Problem to work on: Return every record verbatim.

Stored records:
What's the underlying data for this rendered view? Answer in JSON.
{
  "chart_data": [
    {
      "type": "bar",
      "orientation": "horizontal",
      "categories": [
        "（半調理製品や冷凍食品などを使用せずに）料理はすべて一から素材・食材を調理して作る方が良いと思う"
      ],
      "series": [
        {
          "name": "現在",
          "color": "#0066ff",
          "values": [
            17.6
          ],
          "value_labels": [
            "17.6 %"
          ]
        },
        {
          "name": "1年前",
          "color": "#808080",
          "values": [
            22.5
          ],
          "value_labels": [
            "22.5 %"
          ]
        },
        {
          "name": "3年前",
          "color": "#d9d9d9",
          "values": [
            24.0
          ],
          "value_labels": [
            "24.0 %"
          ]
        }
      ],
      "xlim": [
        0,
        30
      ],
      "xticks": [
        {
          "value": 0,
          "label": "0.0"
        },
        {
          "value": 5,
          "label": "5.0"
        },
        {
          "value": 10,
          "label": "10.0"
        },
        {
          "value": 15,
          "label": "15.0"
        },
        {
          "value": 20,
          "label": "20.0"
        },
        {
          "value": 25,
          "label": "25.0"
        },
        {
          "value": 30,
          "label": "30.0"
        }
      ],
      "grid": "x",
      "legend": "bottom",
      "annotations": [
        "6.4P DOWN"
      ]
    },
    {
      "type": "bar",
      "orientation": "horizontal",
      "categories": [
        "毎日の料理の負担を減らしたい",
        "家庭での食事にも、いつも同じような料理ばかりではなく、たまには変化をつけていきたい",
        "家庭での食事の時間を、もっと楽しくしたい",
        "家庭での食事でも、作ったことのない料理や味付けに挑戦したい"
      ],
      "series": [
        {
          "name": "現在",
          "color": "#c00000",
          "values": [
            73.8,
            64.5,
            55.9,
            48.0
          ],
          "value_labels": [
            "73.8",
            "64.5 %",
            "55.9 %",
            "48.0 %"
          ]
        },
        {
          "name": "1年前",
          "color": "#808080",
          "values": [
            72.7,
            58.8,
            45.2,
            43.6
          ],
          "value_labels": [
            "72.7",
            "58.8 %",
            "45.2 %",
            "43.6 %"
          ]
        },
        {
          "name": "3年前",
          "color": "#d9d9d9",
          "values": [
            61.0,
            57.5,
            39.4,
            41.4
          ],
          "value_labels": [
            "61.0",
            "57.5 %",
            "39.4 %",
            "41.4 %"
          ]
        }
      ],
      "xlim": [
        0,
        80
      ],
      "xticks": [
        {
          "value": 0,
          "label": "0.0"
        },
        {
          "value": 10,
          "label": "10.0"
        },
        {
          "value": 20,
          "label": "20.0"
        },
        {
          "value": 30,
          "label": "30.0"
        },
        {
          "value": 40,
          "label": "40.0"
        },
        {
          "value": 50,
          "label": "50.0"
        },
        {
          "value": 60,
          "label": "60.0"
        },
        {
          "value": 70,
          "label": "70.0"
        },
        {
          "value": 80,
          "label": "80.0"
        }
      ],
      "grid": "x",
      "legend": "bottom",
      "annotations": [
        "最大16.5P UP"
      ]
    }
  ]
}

Complete response:
What's the underlying data for this rendered view? Answer in JSON.
{
  "chart_data": [
    {
      "type": "bar",
      "orientation": "horizontal",
      "categories": [
        "（半調理製品や冷凍食品などを使用せずに）料理はすべて一から素材・食材を調理して作る方が良いと思う"
      ],
      "series": [
        {
          "name": "現在",
          "color": "#0066ff",
          "values": [
            17.6
          ],
          "value_labels": [
            "17.6 %"
          ]
        },
        {
          "name": "1年前",
          "color": "#808080",
          "values": [
            22.5
          ],
          "value_labels": [
            "22.5 %"
          ]
        },
        {
          "name": "3年前",
          "color": "#d9d9d9",
          "values": [
            24.0
          ],
          "value_labels": [
            "24.0 %"
          ]
        }
      ],
      "xlim": [
        0,
        30
      ],
      "xticks": [
        {
          "value": 0,
          "label": "0.0"
        },
        {
          "value": 5,
          "label": "5.0"
        },
        {
          "value": 10,
          "label": "10.0"
        },
        {
          "value": 15,
          "label": "15.0"
        },
        {
          "value": 20,
          "label": "20.0"
        },
        {
          "value": 25,
          "label": "25.0"
        },
        {
          "value": 30,
          "label": "30.0"
        }
      ],
      "grid": "x",
      "legend": "bottom",
      "annotations": [
        "6.4P DOWN"
      ]
    },
    {
      "type": "bar",
      "orientation": "horizontal",
      "categories": [
        "毎日の料理の負担を減らしたい",
        "家庭での食事にも、いつも同じような料理ばかりではなく、たまには変化をつけていきたい",
        "家庭での食事の時間を、もっと楽しくしたい",
        "家庭での食事でも、作ったことのない料理や味付けに挑戦したい"
      ],
      "series": [
        {
          "name": "現在",
          "color": "#c00000",
          "values": [
            73.8,
            64.5,
            55.9,
            48.0
          ],
          "value_labels": [
            "73.8",
            "64.5 %",
            "55.9 %",
            "48.0 %"
          ]
        },
        {
          "name": "1年前",
          "color": "#808080",
          "values": [
            72.7,
            58.8,
            45.2,
            43.6
          ],
          "value_labels": [
            "72.7",
            "58.8 %",
            "45.2 %",
            "43.6 %"
          ]
        },
        {
          "name": "3年前",
          "color": "#d9d9d9",
          "values": [
            61.0,
            57.5,
            39.4,
            41.4
          ],
          "value_labels": [
            "61.0",
            "57.5 %",
            "39.4 %",
            "41.4 %"
          ]
        }
      ],
      "xlim": [
        0,
        80
      ],
      "xticks": [
        {
          "value": 0,
          "label": "0.0"
        },
        {
          "value": 10,
          "label": "10.0"
        },
        {
          "value": 20,
          "label": "20.0"
        },
        {
          "value": 30,
          "label": "30.0"
        },
        {
          "value": 40,
          "label": "40.0"
        },
        {
          "value": 50,
          "label": "50.0"
        },
        {
          "value": 60,
          "label": "60.0"
        },
        {
          "value": 70,
          "label": "70.0"
        },
        {
          "value": 80,
          "label": "80.0"
        }
      ],
      "grid": "x",
      "legend": "bottom",
      "annotations": [
        "最大16.5P UP"
      ]
    }
  ]
}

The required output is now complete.